Start of RECORD EXCERPTS
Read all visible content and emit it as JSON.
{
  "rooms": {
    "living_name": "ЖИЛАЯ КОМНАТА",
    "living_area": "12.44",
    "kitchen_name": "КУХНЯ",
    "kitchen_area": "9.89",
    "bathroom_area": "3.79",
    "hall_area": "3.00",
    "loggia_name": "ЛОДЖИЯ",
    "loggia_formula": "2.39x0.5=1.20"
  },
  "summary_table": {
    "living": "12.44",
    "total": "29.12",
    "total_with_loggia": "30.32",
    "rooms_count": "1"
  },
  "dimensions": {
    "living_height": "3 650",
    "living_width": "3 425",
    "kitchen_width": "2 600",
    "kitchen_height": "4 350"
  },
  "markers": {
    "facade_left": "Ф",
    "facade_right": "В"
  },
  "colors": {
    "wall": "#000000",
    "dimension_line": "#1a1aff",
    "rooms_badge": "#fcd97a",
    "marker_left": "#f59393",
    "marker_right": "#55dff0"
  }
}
End of RECORD EXCERPTS
EXERCISE PROMPT :: Copy the data above in full, character for character.

RESPONSE TO THE EXERCISE ::
Read all visible content and emit it as JSON.
{
  "rooms": {
    "living_name": "ЖИЛАЯ КОМНАТА",
    "living_area": "12.44",
    "kitchen_name": "КУХНЯ",
    "kitchen_area": "9.89",
    "bathroom_area": "3.79",
    "hall_area": "3.00",
    "loggia_name": "ЛОДЖИЯ",
    "loggia_formula": "2.39x0.5=1.20"
  },
  "summary_table": {
    "living": "12.44",
    "total": "29.12",
    "total_with_loggia": "30.32",
    "rooms_count": "1"
  },
  "dimensions": {
    "living_height": "3 650",
    "living_width": "3 425",
    "kitchen_width": "2 600",
    "kitchen_height": "4 350"
  },
  "markers": {
    "facade_left": "Ф",
    "facade_right": "В"
  },
  "colors": {
    "wall": "#000000",
    "dimension_line": "#1a1aff",
    "rooms_badge": "#fcd97a",
    "marker_left": "#f59393",
    "marker_right": "#55dff0"
  }
}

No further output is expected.